begin Data in this exercise

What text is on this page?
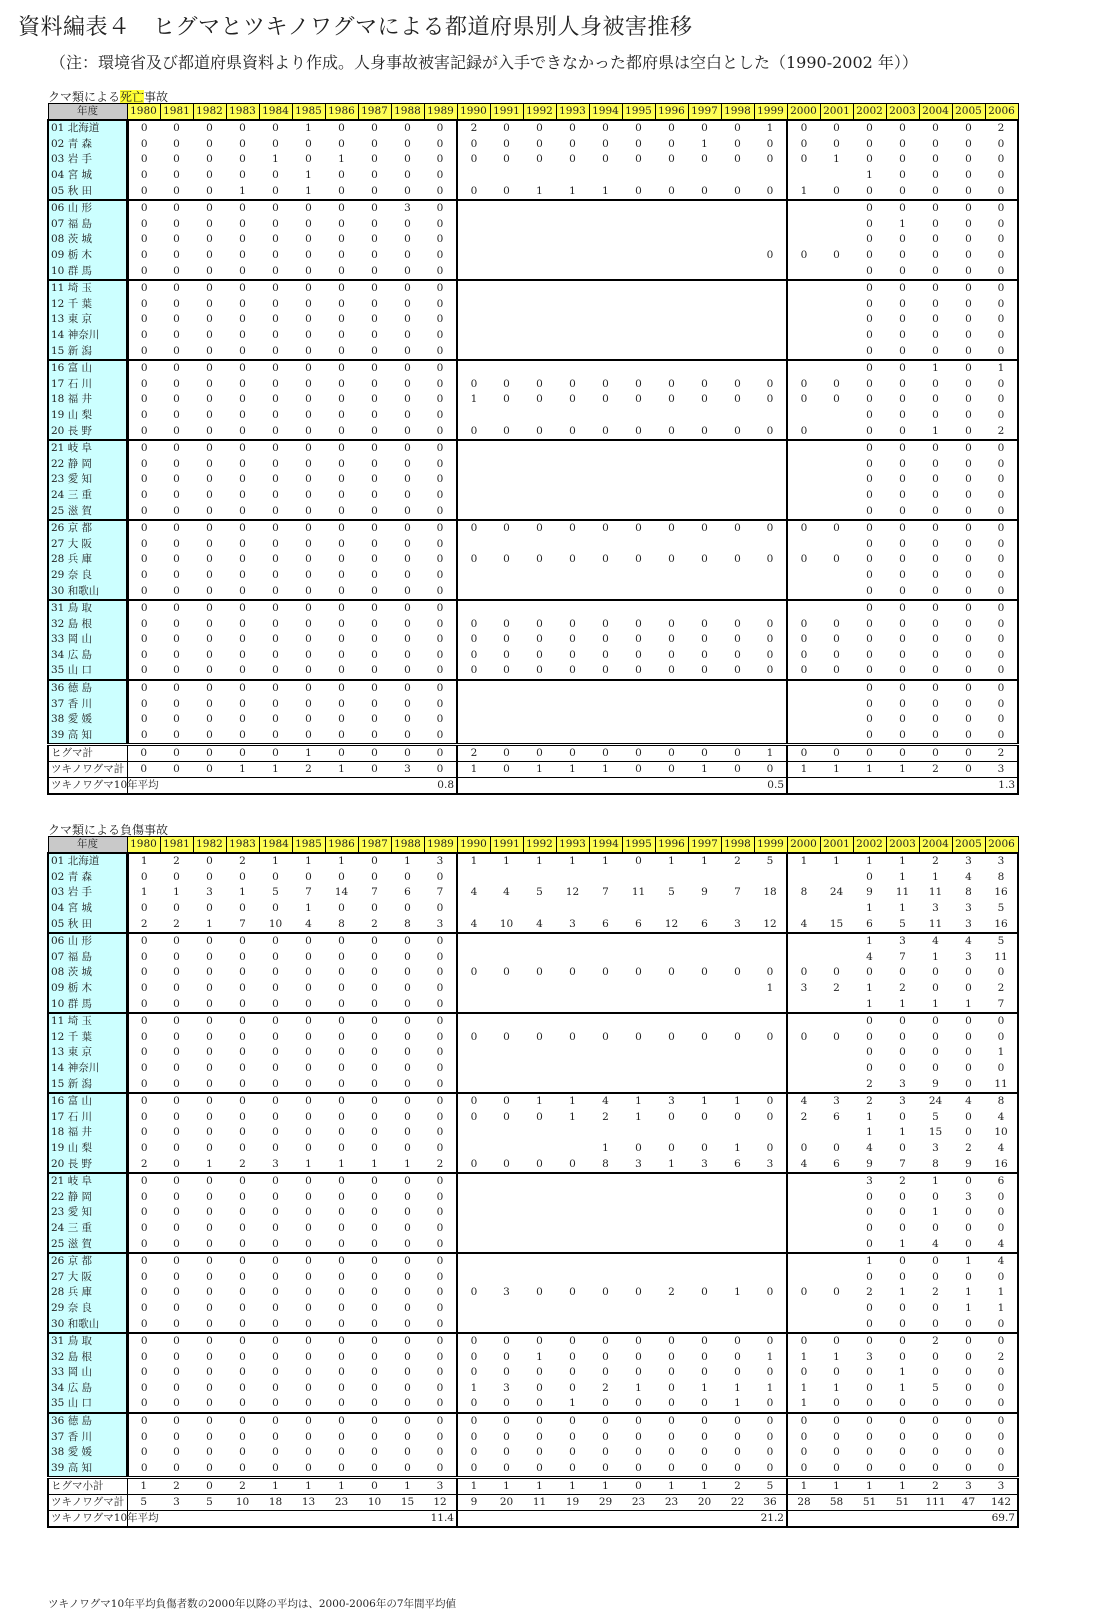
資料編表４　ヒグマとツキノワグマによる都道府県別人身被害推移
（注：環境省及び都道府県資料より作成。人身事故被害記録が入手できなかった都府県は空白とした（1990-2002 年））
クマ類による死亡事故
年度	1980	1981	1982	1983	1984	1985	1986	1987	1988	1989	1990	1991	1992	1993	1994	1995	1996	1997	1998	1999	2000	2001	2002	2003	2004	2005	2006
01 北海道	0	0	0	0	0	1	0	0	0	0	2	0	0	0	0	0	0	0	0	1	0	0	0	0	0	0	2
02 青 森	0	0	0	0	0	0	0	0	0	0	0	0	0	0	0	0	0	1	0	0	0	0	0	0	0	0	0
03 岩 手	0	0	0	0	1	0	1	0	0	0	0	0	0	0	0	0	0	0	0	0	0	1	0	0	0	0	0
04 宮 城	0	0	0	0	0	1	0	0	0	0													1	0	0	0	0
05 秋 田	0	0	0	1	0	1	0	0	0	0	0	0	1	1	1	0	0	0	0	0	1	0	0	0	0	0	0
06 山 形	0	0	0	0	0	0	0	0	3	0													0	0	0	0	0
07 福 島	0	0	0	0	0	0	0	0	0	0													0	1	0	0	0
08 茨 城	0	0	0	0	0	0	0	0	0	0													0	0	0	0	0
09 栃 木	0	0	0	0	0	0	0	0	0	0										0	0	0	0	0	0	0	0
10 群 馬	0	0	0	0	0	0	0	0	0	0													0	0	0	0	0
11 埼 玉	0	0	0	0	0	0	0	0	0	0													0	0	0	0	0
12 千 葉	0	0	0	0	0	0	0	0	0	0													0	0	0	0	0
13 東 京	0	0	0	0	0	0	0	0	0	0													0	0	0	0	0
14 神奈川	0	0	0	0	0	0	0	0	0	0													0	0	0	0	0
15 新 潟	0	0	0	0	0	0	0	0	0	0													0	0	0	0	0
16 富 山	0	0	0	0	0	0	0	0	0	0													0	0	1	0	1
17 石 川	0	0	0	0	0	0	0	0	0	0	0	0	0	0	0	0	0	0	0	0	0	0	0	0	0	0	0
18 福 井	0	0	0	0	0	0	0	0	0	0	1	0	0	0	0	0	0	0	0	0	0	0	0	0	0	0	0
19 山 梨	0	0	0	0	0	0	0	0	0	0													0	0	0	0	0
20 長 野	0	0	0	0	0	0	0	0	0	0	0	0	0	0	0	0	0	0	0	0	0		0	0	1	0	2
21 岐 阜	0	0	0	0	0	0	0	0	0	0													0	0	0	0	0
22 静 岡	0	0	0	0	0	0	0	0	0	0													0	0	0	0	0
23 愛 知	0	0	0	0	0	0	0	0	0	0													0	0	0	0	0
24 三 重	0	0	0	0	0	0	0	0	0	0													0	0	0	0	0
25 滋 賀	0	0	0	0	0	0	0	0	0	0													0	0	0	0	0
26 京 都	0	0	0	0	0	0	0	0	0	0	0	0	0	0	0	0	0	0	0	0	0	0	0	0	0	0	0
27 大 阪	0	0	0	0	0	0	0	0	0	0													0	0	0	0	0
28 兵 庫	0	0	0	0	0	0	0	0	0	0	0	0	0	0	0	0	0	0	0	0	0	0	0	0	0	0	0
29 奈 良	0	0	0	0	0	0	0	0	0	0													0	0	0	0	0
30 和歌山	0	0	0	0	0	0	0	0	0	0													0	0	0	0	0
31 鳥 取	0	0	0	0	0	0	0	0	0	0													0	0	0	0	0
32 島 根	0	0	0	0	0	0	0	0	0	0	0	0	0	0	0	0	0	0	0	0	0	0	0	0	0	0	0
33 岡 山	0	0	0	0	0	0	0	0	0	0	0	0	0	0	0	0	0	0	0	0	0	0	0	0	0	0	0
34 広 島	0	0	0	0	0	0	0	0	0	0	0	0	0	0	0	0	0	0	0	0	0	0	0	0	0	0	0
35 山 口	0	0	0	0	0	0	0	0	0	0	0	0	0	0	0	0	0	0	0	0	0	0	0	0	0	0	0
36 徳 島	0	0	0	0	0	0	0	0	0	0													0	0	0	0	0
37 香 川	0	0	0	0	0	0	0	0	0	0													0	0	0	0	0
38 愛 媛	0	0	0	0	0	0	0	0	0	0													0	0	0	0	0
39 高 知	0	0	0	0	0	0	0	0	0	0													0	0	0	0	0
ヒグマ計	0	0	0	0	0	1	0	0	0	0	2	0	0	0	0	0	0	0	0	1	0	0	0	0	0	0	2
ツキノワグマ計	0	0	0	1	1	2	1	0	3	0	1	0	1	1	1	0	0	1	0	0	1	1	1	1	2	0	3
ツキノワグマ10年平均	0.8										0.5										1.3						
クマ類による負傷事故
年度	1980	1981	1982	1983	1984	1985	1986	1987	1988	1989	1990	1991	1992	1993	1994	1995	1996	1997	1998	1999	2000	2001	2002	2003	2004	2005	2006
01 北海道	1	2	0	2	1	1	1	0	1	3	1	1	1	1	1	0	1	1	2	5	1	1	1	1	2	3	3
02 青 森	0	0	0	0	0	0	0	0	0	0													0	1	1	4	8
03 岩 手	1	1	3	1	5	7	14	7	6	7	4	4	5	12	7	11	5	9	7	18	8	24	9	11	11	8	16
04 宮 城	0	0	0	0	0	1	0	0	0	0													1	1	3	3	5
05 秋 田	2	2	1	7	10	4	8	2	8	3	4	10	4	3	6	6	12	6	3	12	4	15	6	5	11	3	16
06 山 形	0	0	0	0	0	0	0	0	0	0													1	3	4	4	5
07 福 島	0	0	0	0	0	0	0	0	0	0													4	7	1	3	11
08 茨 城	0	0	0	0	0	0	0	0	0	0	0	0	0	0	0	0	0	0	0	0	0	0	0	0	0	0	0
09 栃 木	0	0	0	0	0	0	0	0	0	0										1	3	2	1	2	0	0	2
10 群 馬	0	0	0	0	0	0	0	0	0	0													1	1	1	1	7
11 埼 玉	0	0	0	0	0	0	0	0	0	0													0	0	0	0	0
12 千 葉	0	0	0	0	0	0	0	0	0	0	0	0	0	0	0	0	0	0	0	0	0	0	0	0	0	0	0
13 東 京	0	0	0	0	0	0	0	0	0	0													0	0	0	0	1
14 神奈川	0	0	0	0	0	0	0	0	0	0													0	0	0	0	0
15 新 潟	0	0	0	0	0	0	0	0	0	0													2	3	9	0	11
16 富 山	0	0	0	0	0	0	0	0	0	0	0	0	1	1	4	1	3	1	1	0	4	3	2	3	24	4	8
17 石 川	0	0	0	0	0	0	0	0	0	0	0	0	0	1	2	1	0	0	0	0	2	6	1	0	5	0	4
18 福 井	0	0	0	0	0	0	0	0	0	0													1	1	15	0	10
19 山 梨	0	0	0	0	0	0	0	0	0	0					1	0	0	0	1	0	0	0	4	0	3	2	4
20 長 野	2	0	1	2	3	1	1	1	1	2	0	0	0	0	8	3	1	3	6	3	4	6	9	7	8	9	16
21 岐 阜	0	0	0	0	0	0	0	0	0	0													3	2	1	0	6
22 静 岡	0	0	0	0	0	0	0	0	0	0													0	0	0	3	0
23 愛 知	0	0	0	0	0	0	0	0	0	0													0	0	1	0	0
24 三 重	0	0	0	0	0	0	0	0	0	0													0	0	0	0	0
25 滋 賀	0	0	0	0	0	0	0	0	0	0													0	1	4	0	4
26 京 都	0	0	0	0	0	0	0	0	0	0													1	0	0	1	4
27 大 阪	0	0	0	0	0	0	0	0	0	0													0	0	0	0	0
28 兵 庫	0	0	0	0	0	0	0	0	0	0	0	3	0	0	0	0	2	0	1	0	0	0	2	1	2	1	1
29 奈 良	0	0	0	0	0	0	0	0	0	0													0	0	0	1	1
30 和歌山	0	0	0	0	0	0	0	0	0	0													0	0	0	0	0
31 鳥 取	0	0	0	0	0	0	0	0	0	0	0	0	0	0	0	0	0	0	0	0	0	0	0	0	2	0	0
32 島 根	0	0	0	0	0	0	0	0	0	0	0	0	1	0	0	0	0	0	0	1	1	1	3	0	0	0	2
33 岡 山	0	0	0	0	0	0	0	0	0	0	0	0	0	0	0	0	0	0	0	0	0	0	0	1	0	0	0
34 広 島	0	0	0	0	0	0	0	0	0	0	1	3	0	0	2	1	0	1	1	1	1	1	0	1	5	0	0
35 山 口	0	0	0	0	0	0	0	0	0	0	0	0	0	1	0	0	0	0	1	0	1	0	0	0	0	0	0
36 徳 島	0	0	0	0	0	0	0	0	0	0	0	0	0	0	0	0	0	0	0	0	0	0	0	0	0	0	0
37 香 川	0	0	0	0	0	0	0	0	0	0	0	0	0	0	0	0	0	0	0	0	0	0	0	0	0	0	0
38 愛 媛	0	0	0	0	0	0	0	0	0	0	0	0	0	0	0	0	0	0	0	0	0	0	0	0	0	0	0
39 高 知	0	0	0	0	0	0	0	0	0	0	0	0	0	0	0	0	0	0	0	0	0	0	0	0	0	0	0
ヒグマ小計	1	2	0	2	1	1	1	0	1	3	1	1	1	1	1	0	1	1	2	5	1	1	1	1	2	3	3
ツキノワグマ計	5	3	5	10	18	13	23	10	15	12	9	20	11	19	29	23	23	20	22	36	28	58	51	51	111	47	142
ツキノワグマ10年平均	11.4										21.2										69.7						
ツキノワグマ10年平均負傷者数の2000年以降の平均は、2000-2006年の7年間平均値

end Data in this exercise

- Prompt: All lines that include "ツキノワグマ計" are to be gathered and copied.

- Task result:
ツキノワグマ計	0	0	0	1	1	2	1	0	3	0	1	0	1	1	1	0	0	1	0	0	1	1	1	1	2	0	3
ツキノワグマ計	5	3	5	10	18	13	23	10	15	12	9	20	11	19	29	23	23	20	22	36	28	58	51	51	111	47	142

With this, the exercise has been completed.